## TASKS TO PERFORM
A: Transcribe everything in the passage on Paul's encounter with Jesus from "Paul got it" down to "had also begun.".
B: Pick up the passage on Paul's encounter with Jesus after its final sentence and carry it forward.

## SOURCE PASSAGE

Paul got it right with Jesus. He got things correct in terms of understanding. He had things reconciled in terms of acceptance and relationship. And he became an imitator of his Lord. The resolution of understanding and acceptance happened on that day when he met the Lord Jesus face-to-face. The relationship and imitation had also begun.
Paul, formerly called Saul, was a zealous Pharisee convinced he was serving God by threatening, imprisoning and murdering Christians. On trial before a Roman governor for preaching the gospel, here’s how Paul told his story:
Acts 26:12 “Thus I journeyed to Damascus with the authority and commission of the chief priests. 13 At midday, O king, I saw on the way a light from heaven, brighter than the sun, shining round me and those who journeyed with me. 14 And when we had all fallen to the ground, I heard a voice saying to me in the Hebrew language, ‘Saul, Saul, why do you persecute me? It hurts you to kick against the goads.’ 15 And I said, ‘Who are you, Lord?’ And the Lord said, ‘I am Jesus whom you are persecuting. 16 But rise and stand upon your feet; for I have appeared to you for this purpose, to appoint you to serve and bear witness to the things in which you have seen me and to those in which I will appear to you, 17 delivering you from the people and from the Gentiles–to whom I send you 18 to open their eyes, that they may turn from darkness to light and from the power of Satan to God, that they may receive forgiveness of sins and a place among those who are sanctified by faith in me.’ 19 “Wherefore, O King Agrippa, I was not disobedient to the heavenly vision, 20 but declared first to those at Damascus, then at Jerusalem and throughout all the country of Judea, and also to the Gentiles, that they should repent and turn to God and perform deeds worthy of their repentance. 21 For this reason the Jews seized me in the temple and tried to kill me. 22 To this day I have had the help that comes from God, and so I stand here testifying both to small and great, saying nothing but what the prophets and Moses said would come to pass: 23 that the Christ must suffer, and that, by being the first to rise from the dead, he would proclaim light both to the people and to the Gentiles.” 24 And as he thus made his defense, Festus said with a loud voice, “Paul, you are mad; your great learning is turning you mad.” 25 But Paul said, “I am not mad, most excellent Festus, but I am speaking the sober truth.”

(Rows from a dataset)
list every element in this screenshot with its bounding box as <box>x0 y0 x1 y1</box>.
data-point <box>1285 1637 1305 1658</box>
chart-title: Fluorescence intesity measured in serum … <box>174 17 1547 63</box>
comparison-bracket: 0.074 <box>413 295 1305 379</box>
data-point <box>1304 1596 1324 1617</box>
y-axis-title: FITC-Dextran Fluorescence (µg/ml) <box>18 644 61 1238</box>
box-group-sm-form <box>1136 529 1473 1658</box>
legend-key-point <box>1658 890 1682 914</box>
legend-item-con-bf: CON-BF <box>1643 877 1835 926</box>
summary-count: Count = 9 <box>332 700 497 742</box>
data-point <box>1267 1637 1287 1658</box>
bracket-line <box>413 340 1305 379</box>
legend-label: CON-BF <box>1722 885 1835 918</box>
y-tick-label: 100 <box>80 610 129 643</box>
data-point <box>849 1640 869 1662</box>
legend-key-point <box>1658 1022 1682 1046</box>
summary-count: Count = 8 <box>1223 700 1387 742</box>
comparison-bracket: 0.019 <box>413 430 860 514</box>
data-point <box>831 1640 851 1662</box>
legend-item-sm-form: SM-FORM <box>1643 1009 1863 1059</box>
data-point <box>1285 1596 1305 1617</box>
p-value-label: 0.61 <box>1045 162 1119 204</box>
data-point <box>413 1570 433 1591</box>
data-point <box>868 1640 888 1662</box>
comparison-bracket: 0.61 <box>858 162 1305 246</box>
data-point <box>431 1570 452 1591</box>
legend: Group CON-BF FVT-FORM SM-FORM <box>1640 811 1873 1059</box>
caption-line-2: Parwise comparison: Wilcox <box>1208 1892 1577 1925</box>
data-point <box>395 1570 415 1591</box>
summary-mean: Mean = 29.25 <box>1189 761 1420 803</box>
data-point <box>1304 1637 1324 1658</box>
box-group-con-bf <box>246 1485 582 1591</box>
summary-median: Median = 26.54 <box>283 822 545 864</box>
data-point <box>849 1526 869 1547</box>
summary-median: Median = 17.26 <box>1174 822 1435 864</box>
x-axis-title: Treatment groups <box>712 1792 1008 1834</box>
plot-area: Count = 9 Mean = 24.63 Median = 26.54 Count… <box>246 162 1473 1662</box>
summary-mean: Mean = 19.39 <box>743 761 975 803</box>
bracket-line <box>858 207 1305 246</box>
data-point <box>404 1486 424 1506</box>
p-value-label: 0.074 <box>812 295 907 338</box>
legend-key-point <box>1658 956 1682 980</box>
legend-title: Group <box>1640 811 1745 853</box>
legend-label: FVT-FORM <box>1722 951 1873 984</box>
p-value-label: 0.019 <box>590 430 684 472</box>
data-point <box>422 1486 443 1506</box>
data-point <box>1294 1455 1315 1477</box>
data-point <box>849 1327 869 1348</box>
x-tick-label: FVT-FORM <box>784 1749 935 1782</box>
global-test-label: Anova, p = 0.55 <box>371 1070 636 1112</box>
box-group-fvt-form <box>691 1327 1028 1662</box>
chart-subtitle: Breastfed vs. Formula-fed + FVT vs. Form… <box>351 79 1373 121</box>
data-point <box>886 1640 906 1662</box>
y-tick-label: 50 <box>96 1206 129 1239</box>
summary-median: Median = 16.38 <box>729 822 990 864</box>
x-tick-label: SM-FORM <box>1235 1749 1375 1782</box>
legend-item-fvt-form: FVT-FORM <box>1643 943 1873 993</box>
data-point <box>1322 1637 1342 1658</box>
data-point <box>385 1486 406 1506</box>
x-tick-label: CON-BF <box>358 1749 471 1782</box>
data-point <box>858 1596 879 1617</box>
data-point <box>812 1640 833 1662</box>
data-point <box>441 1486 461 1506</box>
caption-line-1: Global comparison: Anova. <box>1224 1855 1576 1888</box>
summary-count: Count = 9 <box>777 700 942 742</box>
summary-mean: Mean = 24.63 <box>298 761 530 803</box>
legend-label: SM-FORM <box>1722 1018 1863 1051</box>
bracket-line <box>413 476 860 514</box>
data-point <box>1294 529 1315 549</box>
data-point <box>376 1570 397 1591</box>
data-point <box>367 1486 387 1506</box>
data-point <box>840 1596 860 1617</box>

## RESULTS FOR THE EXERCISE
A:
Paul got it right with Jesus. He got things correct in terms of understanding. He had things reconciled in terms of acceptance and relationship. And he became an imitator of his Lord. The resolution of understanding and acceptance happened on that day when he met the Lord Jesus face-to-face. The relationship and imitation had also begun.

B:
This is a great story. It is filled with human passion. It contains divine intervention. It demonstrates the consequences of conversion and fierce resistance by the very people Paul once worked for and was now trying to save. His incredible turnaround and consequent preaching campaign were regarded as madness. But Paul was on the right track: he had personally seen and was obeying the resurrected Jesus. Read his story again and savor the drama, the awe and the outcome.
There is a comparable account of Paul’s conversion and resultant hostility in Acts 22:6-29. God had both accounts written down for our instruction. So what can the reader learn from the text? That if you get to become or continue to be a disciple of Jesus, you need to:
- understand who Jesus really is, and what his being the risen Christ means to you.
- accept the truth and its consequence by taking action:
- stop pursuing your own way; it might be a radical reversal. In Paul’s case, it was misguided religious zeal & murder that had to be repudiated!
- repent, i.e., change your mind, turn around and go God’s way.
- be baptized in obedience to the commandment of Jesus, as well as following his example.
- rejoice in the reward of being:
- saved through faith in Christ Jesus
- born anew
- reconciled to God
- a son or daughter of God!
Then you get to excitedly tell others what you have learned and have experienced with the resurrected Jesus. Some will believe and also discover the joy found in Christ. Others will resist, mock, and/or persecute you. But Jesus knows what is going on, having been through it before. He will provide the strength to endure and get through any trial. And should you be put to death for his sake, Jesus knows what that is like too. He can make you alive again, just like God did for him.
To get it right with Jesus, the information source must be trustworthy. God’s Book is the primary and authoritative source about Jesus. The writings of men are secondary because they are non-inspired. The whole of Scripture is God’s message to humankind. In this workbook, therefore, I have cited and applied both Old Testament (OT) and New Testament (NT) verses, since both sections have equal value as the word of God.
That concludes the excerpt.